> EXERCISE DATA
+ + + + + + +

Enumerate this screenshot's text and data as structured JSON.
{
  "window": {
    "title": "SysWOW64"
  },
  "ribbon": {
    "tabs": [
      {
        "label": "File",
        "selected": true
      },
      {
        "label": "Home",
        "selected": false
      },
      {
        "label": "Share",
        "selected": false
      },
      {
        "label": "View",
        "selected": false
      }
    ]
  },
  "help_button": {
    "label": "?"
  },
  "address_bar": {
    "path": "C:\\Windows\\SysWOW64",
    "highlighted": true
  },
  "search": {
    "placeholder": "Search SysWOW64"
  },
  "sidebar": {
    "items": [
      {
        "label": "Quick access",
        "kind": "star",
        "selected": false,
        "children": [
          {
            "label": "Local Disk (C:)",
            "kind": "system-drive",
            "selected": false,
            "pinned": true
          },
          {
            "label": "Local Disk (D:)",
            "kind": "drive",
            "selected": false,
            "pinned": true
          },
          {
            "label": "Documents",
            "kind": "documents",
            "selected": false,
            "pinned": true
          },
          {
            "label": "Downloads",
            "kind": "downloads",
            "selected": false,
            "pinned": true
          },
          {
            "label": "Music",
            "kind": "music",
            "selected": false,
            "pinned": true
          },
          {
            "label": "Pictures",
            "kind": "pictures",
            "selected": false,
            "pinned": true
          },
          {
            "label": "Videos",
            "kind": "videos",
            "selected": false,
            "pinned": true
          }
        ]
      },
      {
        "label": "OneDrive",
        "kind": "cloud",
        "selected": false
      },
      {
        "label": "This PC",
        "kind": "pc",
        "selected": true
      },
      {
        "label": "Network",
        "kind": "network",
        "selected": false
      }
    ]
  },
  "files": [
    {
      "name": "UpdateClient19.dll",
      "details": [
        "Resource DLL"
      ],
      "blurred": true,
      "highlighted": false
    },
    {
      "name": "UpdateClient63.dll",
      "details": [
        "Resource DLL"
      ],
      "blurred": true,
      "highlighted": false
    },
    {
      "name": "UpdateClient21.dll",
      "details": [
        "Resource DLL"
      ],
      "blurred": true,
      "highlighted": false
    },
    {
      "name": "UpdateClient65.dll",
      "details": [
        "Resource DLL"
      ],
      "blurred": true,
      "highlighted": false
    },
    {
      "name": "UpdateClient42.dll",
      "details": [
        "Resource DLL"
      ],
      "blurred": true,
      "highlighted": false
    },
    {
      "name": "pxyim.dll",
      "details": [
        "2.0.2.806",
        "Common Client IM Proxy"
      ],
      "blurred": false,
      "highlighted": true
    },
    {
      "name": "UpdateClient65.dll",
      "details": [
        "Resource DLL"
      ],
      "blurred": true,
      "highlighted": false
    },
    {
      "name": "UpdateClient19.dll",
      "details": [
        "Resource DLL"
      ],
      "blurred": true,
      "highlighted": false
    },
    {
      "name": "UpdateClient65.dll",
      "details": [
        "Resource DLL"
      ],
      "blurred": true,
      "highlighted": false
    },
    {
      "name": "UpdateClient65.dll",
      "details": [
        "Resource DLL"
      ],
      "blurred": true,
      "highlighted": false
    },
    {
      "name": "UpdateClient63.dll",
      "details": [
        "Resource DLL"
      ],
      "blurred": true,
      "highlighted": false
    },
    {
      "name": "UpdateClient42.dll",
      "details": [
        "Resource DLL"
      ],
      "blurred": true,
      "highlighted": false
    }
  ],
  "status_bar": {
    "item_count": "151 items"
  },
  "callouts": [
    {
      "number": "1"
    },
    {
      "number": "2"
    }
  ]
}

+ + + + + + +

> WHAT YOU WILL DO
Exactly reproduce the material above.

> ANSWER BELOW
Enumerate this screenshot's text and data as structured JSON.
{
  "window": {
    "title": "SysWOW64"
  },
  "ribbon": {
    "tabs": [
      {
        "label": "File",
        "selected": true
      },
      {
        "label": "Home",
        "selected": false
      },
      {
        "label": "Share",
        "selected": false
      },
      {
        "label": "View",
        "selected": false
      }
    ]
  },
  "help_button": {
    "label": "?"
  },
  "address_bar": {
    "path": "C:\\Windows\\SysWOW64",
    "highlighted": true
  },
  "search": {
    "placeholder": "Search SysWOW64"
  },
  "sidebar": {
    "items": [
      {
        "label": "Quick access",
        "kind": "star",
        "selected": false,
        "children": [
          {
            "label": "Local Disk (C:)",
            "kind": "system-drive",
            "selected": false,
            "pinned": true
          },
          {
            "label": "Local Disk (D:)",
            "kind": "drive",
            "selected": false,
            "pinned": true
          },
          {
            "label": "Documents",
            "kind": "documents",
            "selected": false,
            "pinned": true
          },
          {
            "label": "Downloads",
            "kind": "downloads",
            "selected": false,
            "pinned": true
          },
          {
            "label": "Music",
            "kind": "music",
            "selected": false,
            "pinned": true
          },
          {
            "label": "Pictures",
            "kind": "pictures",
            "selected": false,
            "pinned": true
          },
          {
            "label": "Videos",
            "kind": "videos",
            "selected": false,
            "pinned": true
          }
        ]
      },
      {
        "label": "OneDrive",
        "kind": "cloud",
        "selected": false
      },
      {
        "label": "This PC",
        "kind": "pc",
        "selected": true
      },
      {
        "label": "Network",
        "kind": "network",
        "selected": false
      }
    ]
  },
  "files": [
    {
      "name": "UpdateClient19.dll",
      "details": [
        "Resource DLL"
      ],
      "blurred": true,
      "highlighted": false
    },
    {
      "name": "UpdateClient63.dll",
      "details": [
        "Resource DLL"
      ],
      "blurred": true,
      "highlighted": false
    },
    {
      "name": "UpdateClient21.dll",
      "details": [
        "Resource DLL"
      ],
      "blurred": true,
      "highlighted": false
    },
    {
      "name": "UpdateClient65.dll",
      "details": [
        "Resource DLL"
      ],
      "blurred": true,
      "highlighted": false
    },
    {
      "name": "UpdateClient42.dll",
      "details": [
        "Resource DLL"
      ],
      "blurred": true,
      "highlighted": false
    },
    {
      "name": "pxyim.dll",
      "details": [
        "2.0.2.806",
        "Common Client IM Proxy"
      ],
      "blurred": false,
      "highlighted": true
    },
    {
      "name": "UpdateClient65.dll",
      "details": [
        "Resource DLL"
      ],
      "blurred": true,
      "highlighted": false
    },
    {
      "name": "UpdateClient19.dll",
      "details": [
        "Resource DLL"
      ],
      "blurred": true,
      "highlighted": false
    },
    {
      "name": "UpdateClient65.dll",
      "details": [
        "Resource DLL"
      ],
      "blurred": true,
      "highlighted": false
    },
    {
      "name": "UpdateClient65.dll",
      "details": [
        "Resource DLL"
      ],
      "blurred": true,
      "highlighted": false
    },
    {
      "name": "UpdateClient63.dll",
      "details": [
        "Resource DLL"
      ],
      "blurred": true,
      "highlighted": false
    },
    {
      "name": "UpdateClient42.dll",
      "details": [
        "Resource DLL"
      ],
      "blurred": true,
      "highlighted": false
    }
  ],
  "status_bar": {
    "item_count": "151 items"
  },
  "callouts": [
    {
      "number": "1"
    },
    {
      "number": "2"
    }
  ]
}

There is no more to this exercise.